● **What is being asked**
Count the lines in the data below where the string "Genk" occurs, please, and give the number alone.

● **Entries supplied**
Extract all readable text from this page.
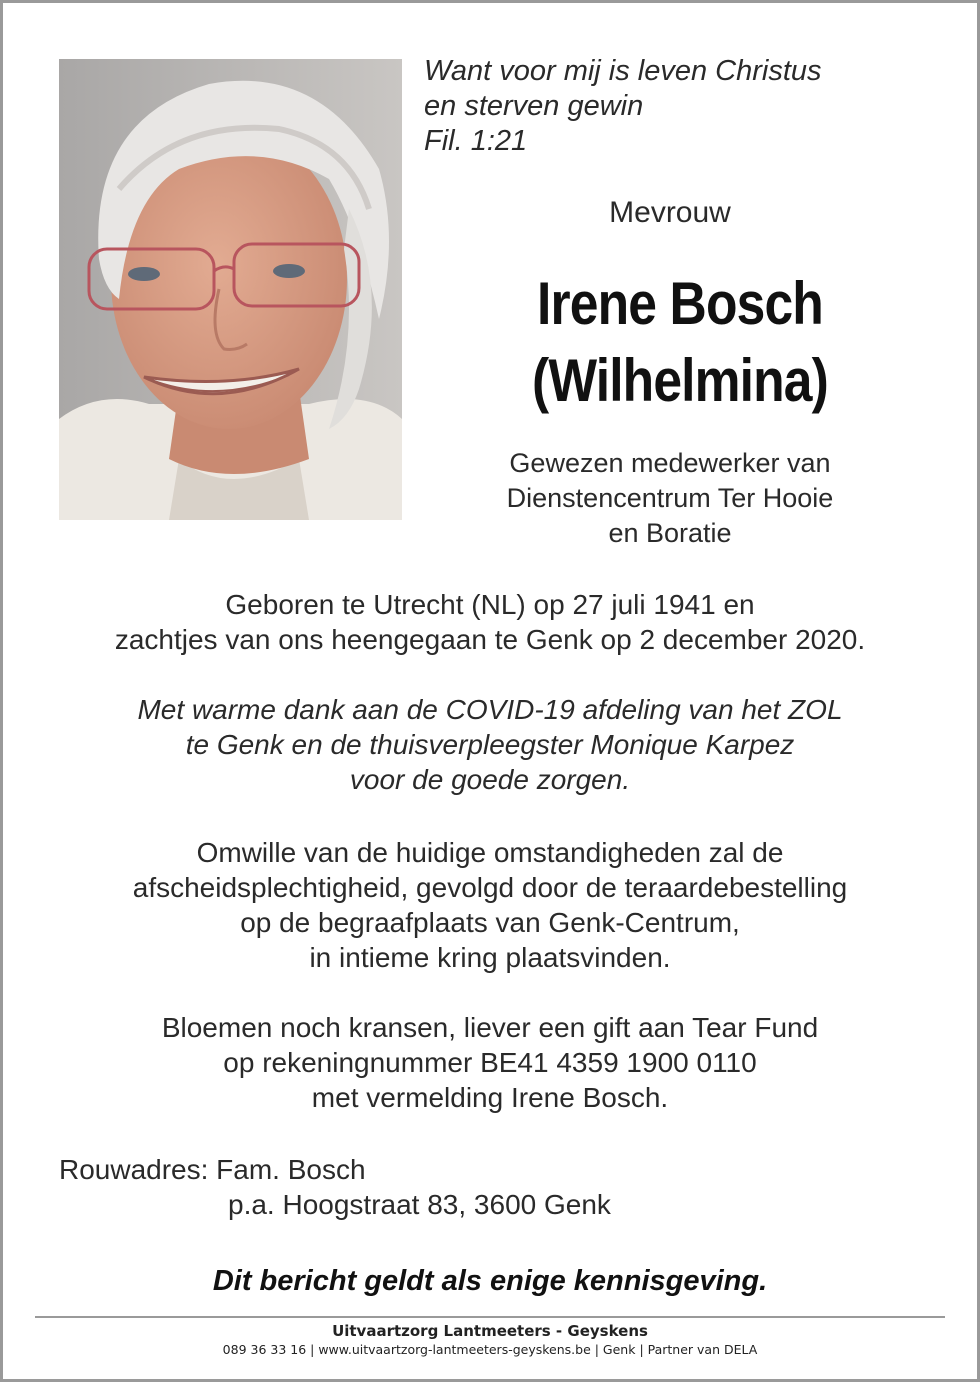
Want voor mij is leven Christus
en sterven gewin
Fil. 1:21
Mevrouw
Irene Bosch
(Wilhelmina)
Gewezen medewerker van
Dienstencentrum Ter Hooie
en Boratie
Geboren te Utrecht (NL) op 27 juli 1941 en
zachtjes van ons heengegaan te Genk op 2 december 2020.
Met warme dank aan de COVID-19 afdeling van het ZOL
te Genk en de thuisverpleegster Monique Karpez
voor de goede zorgen.
Omwille van de huidige omstandigheden zal de
afscheidsplechtigheid, gevolgd door de teraardebestelling
op de begraafplaats van Genk-Centrum,
in intieme kring plaatsvinden.
Bloemen noch kransen, liever een gift aan Tear Fund
op rekeningnummer BE41 4359 1900 0110
met vermelding Irene Bosch.
Rouwadres: Fam. Bosch
p.a. Hoogstraat 83, 3600 Genk
Dit bericht geldt als enige kennisgeving.
Uitvaartzorg Lantmeeters - Geyskens
089 36 33 16 | www.uitvaartzorg-lantmeeters-geyskens.be | Genk | Partner van DELA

● **Written answer**
5